* **AIM**
Exactly as they appear, output all of the records. Skip any images.

* **RECORDS TO PROCESS**

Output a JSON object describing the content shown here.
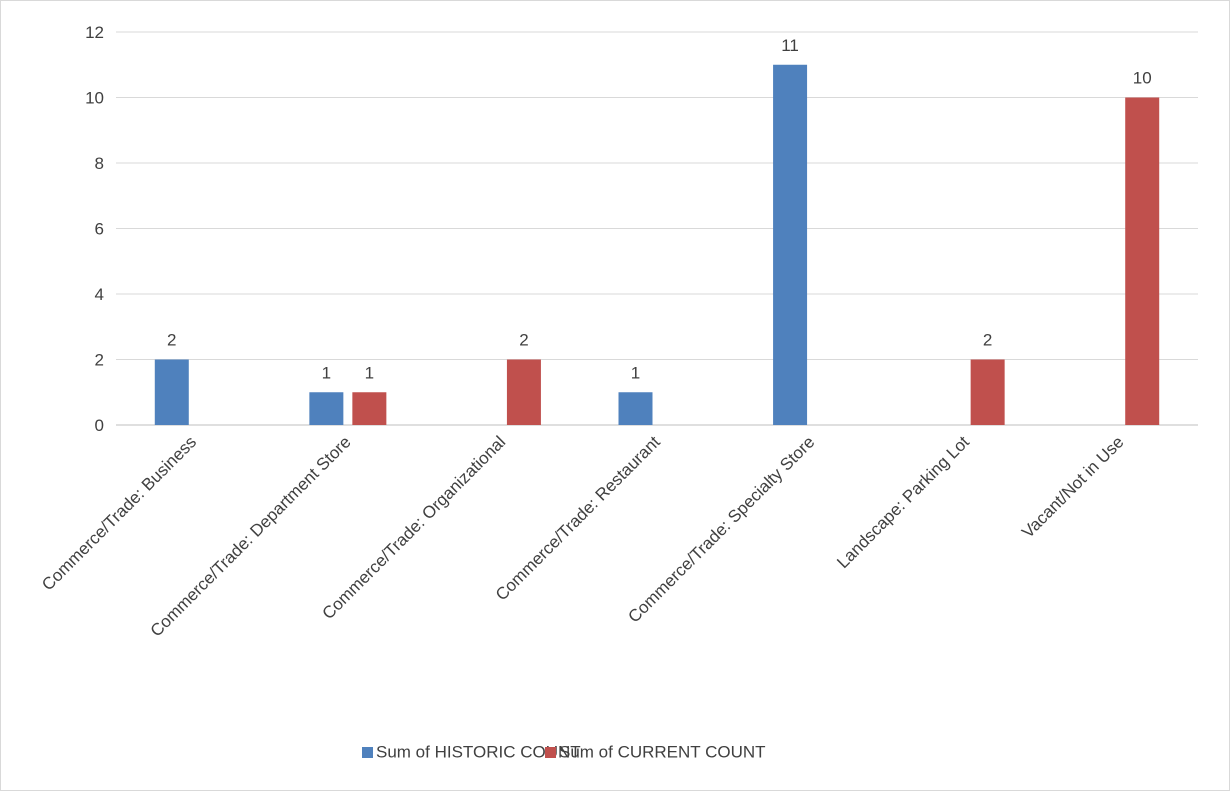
{
  "chart_data": {
    "type": "bar",
    "title": "",
    "xlabel": "",
    "ylabel": "",
    "categories": [
      "Commerce/Trade: Business",
      "Commerce/Trade: Department Store",
      "Commerce/Trade: Organizational",
      "Commerce/Trade: Restaurant",
      "Commerce/Trade: Specialty Store",
      "Landscape: Parking Lot",
      "Vacant/Not in Use"
    ],
    "series": [
      {
        "name": "Sum of HISTORIC COUNT",
        "color": "#4f81bd",
        "values": [
          2,
          1,
          null,
          1,
          11,
          null,
          null
        ]
      },
      {
        "name": "Sum of CURRENT COUNT",
        "color": "#c0504d",
        "values": [
          null,
          1,
          2,
          null,
          null,
          2,
          10
        ]
      }
    ],
    "ylim": [
      0,
      12
    ],
    "yticks": [
      "0",
      "2",
      "4",
      "6",
      "8",
      "10",
      "12"
    ],
    "grid": true,
    "data_labels": true,
    "legend_position": "bottom"
  }
}
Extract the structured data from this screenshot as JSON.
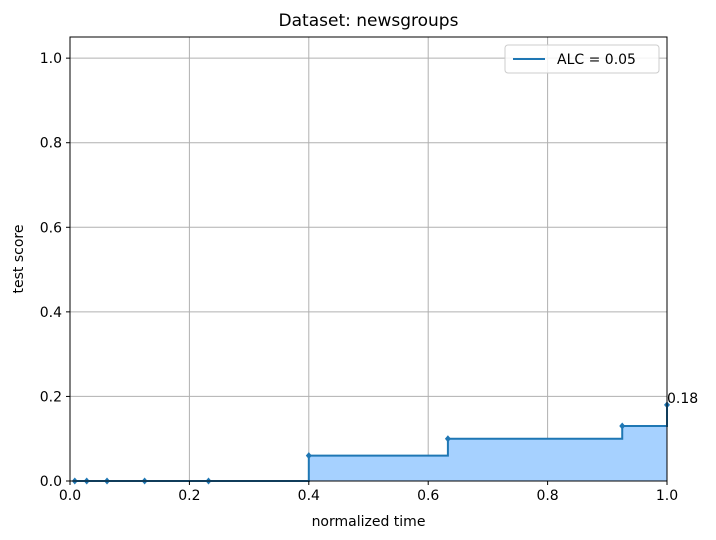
{
  "chart_data": {
    "type": "area",
    "title": "Dataset: newsgroups",
    "xlabel": "normalized time",
    "ylabel": "test score",
    "xlim": [
      0.0,
      1.0
    ],
    "ylim": [
      0.0,
      1.05
    ],
    "xticks": [
      "0.0",
      "0.2",
      "0.4",
      "0.6",
      "0.8",
      "1.0"
    ],
    "yticks": [
      "0.0",
      "0.2",
      "0.4",
      "0.6",
      "0.8",
      "1.0"
    ],
    "grid": true,
    "legend_position": "top-right",
    "series": [
      {
        "name": "ALC = 0.05",
        "step": "post",
        "color": "#1f77b4",
        "fill_color": "#a6d1ff",
        "x": [
          0.008,
          0.028,
          0.062,
          0.125,
          0.232,
          0.4,
          0.633,
          0.925,
          1.0
        ],
        "y": [
          0.0,
          0.0,
          0.0,
          0.0,
          0.0,
          0.06,
          0.1,
          0.13,
          0.18
        ]
      }
    ],
    "annotations": [
      {
        "text": "0.18",
        "x": 1.0,
        "y": 0.18
      }
    ]
  }
}
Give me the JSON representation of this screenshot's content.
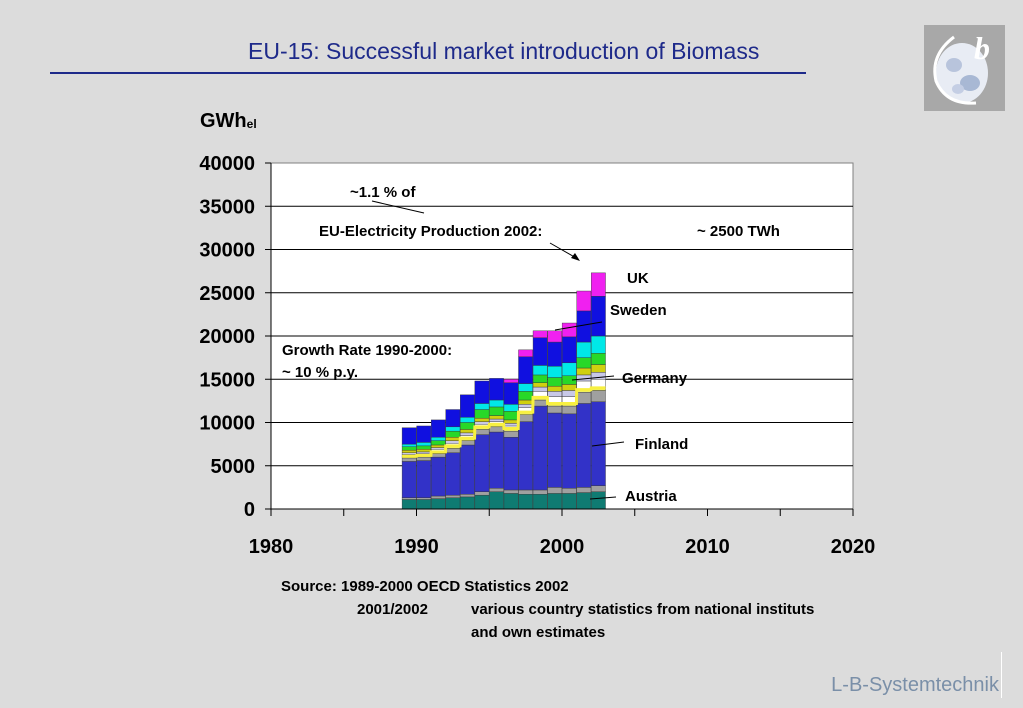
{
  "slide": {
    "title": "EU-15: Successful market introduction of Biomass",
    "unit_main": "GWh",
    "unit_sub": "el",
    "brand": "L-B-Systemtechnik",
    "logo_letter": "b"
  },
  "annotations": {
    "share_line1": "~1.1 % of",
    "share_line2": "EU-Electricity Production 2002:",
    "share_value": "~ 2500 TWh",
    "growth_line1": "Growth Rate 1990-2000:",
    "growth_line2": "~ 10 % p.y."
  },
  "country_labels": {
    "uk": "UK",
    "sweden": "Sweden",
    "germany": "Germany",
    "finland": "Finland",
    "austria": "Austria"
  },
  "source": {
    "line1": "Source: 1989-2000 OECD Statistics 2002",
    "line2_years": "2001/2002",
    "line2_text": "various country statistics from national instituts",
    "line3": "and own estimates"
  },
  "chart_data": {
    "type": "bar",
    "stacked": true,
    "xlim": [
      1980,
      2020
    ],
    "ylim": [
      0,
      40000
    ],
    "x_ticks": [
      1980,
      1990,
      2000,
      2010,
      2020
    ],
    "y_ticks": [
      0,
      5000,
      10000,
      15000,
      20000,
      25000,
      30000,
      35000,
      40000
    ],
    "grid": "horizontal",
    "categories": [
      1989,
      1990,
      1991,
      1992,
      1993,
      1994,
      1995,
      1996,
      1997,
      1998,
      1999,
      2000,
      2001,
      2002
    ],
    "series": [
      {
        "name": "Austria",
        "color": "#0f7b72",
        "values": [
          1100,
          1100,
          1200,
          1300,
          1400,
          1600,
          2000,
          1800,
          1700,
          1700,
          1800,
          1800,
          1900,
          2000
        ]
      },
      {
        "name": "",
        "color": "#a0a0a0",
        "values": [
          200,
          200,
          300,
          300,
          300,
          400,
          400,
          400,
          500,
          500,
          700,
          600,
          600,
          700
        ]
      },
      {
        "name": "Finland",
        "color": "#3232c8",
        "values": [
          4200,
          4300,
          4500,
          4900,
          5700,
          6600,
          6500,
          6100,
          7900,
          9700,
          8600,
          8600,
          9700,
          9700
        ]
      },
      {
        "name": "",
        "color": "#a0a0a0",
        "values": [
          400,
          400,
          400,
          500,
          500,
          600,
          600,
          700,
          800,
          700,
          800,
          900,
          1300,
          1300
        ]
      },
      {
        "name": "Germany",
        "color": "#f0f060",
        "values": [
          200,
          200,
          200,
          300,
          300,
          300,
          300,
          300,
          300,
          300,
          300,
          300,
          300,
          300
        ]
      },
      {
        "name": "",
        "color": "#ffffff",
        "values": [
          200,
          200,
          300,
          300,
          300,
          300,
          300,
          300,
          500,
          700,
          800,
          800,
          1000,
          1000
        ]
      },
      {
        "name": "",
        "color": "#c8c8e8",
        "values": [
          200,
          200,
          200,
          300,
          300,
          300,
          300,
          300,
          400,
          500,
          600,
          700,
          700,
          800
        ]
      },
      {
        "name": "",
        "color": "#d0d010",
        "values": [
          300,
          300,
          300,
          400,
          400,
          400,
          400,
          400,
          500,
          500,
          600,
          700,
          800,
          900
        ]
      },
      {
        "name": "",
        "color": "#28d828",
        "values": [
          400,
          400,
          500,
          700,
          800,
          1000,
          1000,
          1000,
          1000,
          900,
          1000,
          1000,
          1200,
          1300
        ]
      },
      {
        "name": "",
        "color": "#00e8e8",
        "values": [
          300,
          400,
          400,
          500,
          600,
          700,
          800,
          800,
          900,
          1100,
          1300,
          1500,
          1800,
          2000
        ]
      },
      {
        "name": "Sweden",
        "color": "#1010e0",
        "values": [
          1900,
          1900,
          2000,
          2000,
          2600,
          2600,
          2500,
          2500,
          3100,
          3200,
          2800,
          3000,
          3600,
          4600
        ]
      },
      {
        "name": "UK",
        "color": "#f020f0",
        "values": [
          0,
          0,
          0,
          0,
          0,
          0,
          0,
          400,
          800,
          800,
          1300,
          1600,
          2300,
          2700
        ]
      }
    ]
  }
}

* **WRITTEN ANSWER**
Output a JSON object describing the content shown here.
{
  "chart_data": {
    "type": "bar",
    "title": "",
    "xlabel": "",
    "ylabel": "",
    "categories": [
      "Commerce/Trade: Business",
      "Commerce/Trade: Department Store",
      "Commerce/Trade: Organizational",
      "Commerce/Trade: Restaurant",
      "Commerce/Trade: Specialty Store",
      "Landscape: Parking Lot",
      "Vacant/Not in Use"
    ],
    "series": [
      {
        "name": "Sum of HISTORIC COUNT",
        "color": "#4f81bd",
        "values": [
          2,
          1,
          null,
          1,
          11,
          null,
          null
        ]
      },
      {
        "name": "Sum of CURRENT COUNT",
        "color": "#c0504d",
        "values": [
          null,
          1,
          2,
          null,
          null,
          2,
          10
        ]
      }
    ],
    "ylim": [
      0,
      12
    ],
    "yticks": [
      "0",
      "2",
      "4",
      "6",
      "8",
      "10",
      "12"
    ],
    "grid": true,
    "data_labels": true,
    "legend_position": "bottom"
  }
}
Extract the structured data from this screenshot as JSON.
{
  "chart_data": {
    "type": "area",
    "title": "Dataset: newsgroups",
    "xlabel": "normalized time",
    "ylabel": "test score",
    "xlim": [
      0.0,
      1.0
    ],
    "ylim": [
      0.0,
      1.05
    ],
    "xticks": [
      "0.0",
      "0.2",
      "0.4",
      "0.6",
      "0.8",
      "1.0"
    ],
    "yticks": [
      "0.0",
      "0.2",
      "0.4",
      "0.6",
      "0.8",
      "1.0"
    ],
    "grid": true,
    "legend_position": "top-right",
    "series": [
      {
        "name": "ALC = 0.05",
        "step": "post",
        "color": "#1f77b4",
        "fill_color": "#a6d1ff",
        "x": [
          0.008,
          0.028,
          0.062,
          0.125,
          0.232,
          0.4,
          0.633,
          0.925,
          1.0
        ],
        "y": [
          0.0,
          0.0,
          0.0,
          0.0,
          0.0,
          0.06,
          0.1,
          0.13,
          0.18
        ]
      }
    ],
    "annotations": [
      {
        "text": "0.18",
        "x": 1.0,
        "y": 0.18
      }
    ]
  }
}
Give me the JSON representation of this screenshot's content.
{
  "slide": {
    "title": "EU-15: Successful market introduction of Biomass",
    "unit_main": "GWh",
    "unit_sub": "el",
    "brand": "L-B-Systemtechnik",
    "logo_letter": "b"
  },
  "annotations": {
    "share_line1": "~1.1 % of",
    "share_line2": "EU-Electricity Production 2002:",
    "share_value": "~ 2500 TWh",
    "growth_line1": "Growth Rate 1990-2000:",
    "growth_line2": "~ 10 % p.y."
  },
  "country_labels": {
    "uk": "UK",
    "sweden": "Sweden",
    "germany": "Germany",
    "finland": "Finland",
    "austria": "Austria"
  },
  "source": {
    "line1": "Source: 1989-2000 OECD Statistics 2002",
    "line2_years": "2001/2002",
    "line2_text": "various country statistics from national instituts",
    "line3": "and own estimates"
  },
  "chart_data": {
    "type": "bar",
    "stacked": true,
    "xlim": [
      1980,
      2020
    ],
    "ylim": [
      0,
      40000
    ],
    "x_ticks": [
      1980,
      1990,
      2000,
      2010,
      2020
    ],
    "y_ticks": [
      0,
      5000,
      10000,
      15000,
      20000,
      25000,
      30000,
      35000,
      40000
    ],
    "grid": "horizontal",
    "categories": [
      1989,
      1990,
      1991,
      1992,
      1993,
      1994,
      1995,
      1996,
      1997,
      1998,
      1999,
      2000,
      2001,
      2002
    ],
    "series": [
      {
        "name": "Austria",
        "color": "#0f7b72",
        "values": [
          1100,
          1100,
          1200,
          1300,
          1400,
          1600,
          2000,
          1800,
          1700,
          1700,
          1800,
          1800,
          1900,
          2000
        ]
      },
      {
        "name": "",
        "color": "#a0a0a0",
        "values": [
          200,
          200,
          300,
          300,
          300,
          400,
          400,
          400,
          500,
          500,
          700,
          600,
          600,
          700
        ]
      },
      {
        "name": "Finland",
        "color": "#3232c8",
        "values": [
          4200,
          4300,
          4500,
          4900,
          5700,
          6600,
          6500,
          6100,
          7900,
          9700,
          8600,
          8600,
          9700,
          9700
        ]
      },
      {
        "name": "",
        "color": "#a0a0a0",
        "values": [
          400,
          400,
          400,
          500,
          500,
          600,
          600,
          700,
          800,
          700,
          800,
          900,
          1300,
          1300
        ]
      },
      {
        "name": "Germany",
        "color": "#f0f060",
        "values": [
          200,
          200,
          200,
          300,
          300,
          300,
          300,
          300,
          300,
          300,
          300,
          300,
          300,
          300
        ]
      },
      {
        "name": "",
        "color": "#ffffff",
        "values": [
          200,
          200,
          300,
          300,
          300,
          300,
          300,
          300,
          500,
          700,
          800,
          800,
          1000,
          1000
        ]
      },
      {
        "name": "",
        "color": "#c8c8e8",
        "values": [
          200,
          200,
          200,
          300,
          300,
          300,
          300,
          300,
          400,
          500,
          600,
          700,
          700,
          800
        ]
      },
      {
        "name": "",
        "color": "#d0d010",
        "values": [
          300,
          300,
          300,
          400,
          400,
          400,
          400,
          400,
          500,
          500,
          600,
          700,
          800,
          900
        ]
      },
      {
        "name": "",
        "color": "#28d828",
        "values": [
          400,
          400,
          500,
          700,
          800,
          1000,
          1000,
          1000,
          1000,
          900,
          1000,
          1000,
          1200,
          1300
        ]
      },
      {
        "name": "",
        "color": "#00e8e8",
        "values": [
          300,
          400,
          400,
          500,
          600,
          700,
          800,
          800,
          900,
          1100,
          1300,
          1500,
          1800,
          2000
        ]
      },
      {
        "name": "Sweden",
        "color": "#1010e0",
        "values": [
          1900,
          1900,
          2000,
          2000,
          2600,
          2600,
          2500,
          2500,
          3100,
          3200,
          2800,
          3000,
          3600,
          4600
        ]
      },
      {
        "name": "UK",
        "color": "#f020f0",
        "values": [
          0,
          0,
          0,
          0,
          0,
          0,
          0,
          400,
          800,
          800,
          1300,
          1600,
          2300,
          2700
        ]
      }
    ]
  }
}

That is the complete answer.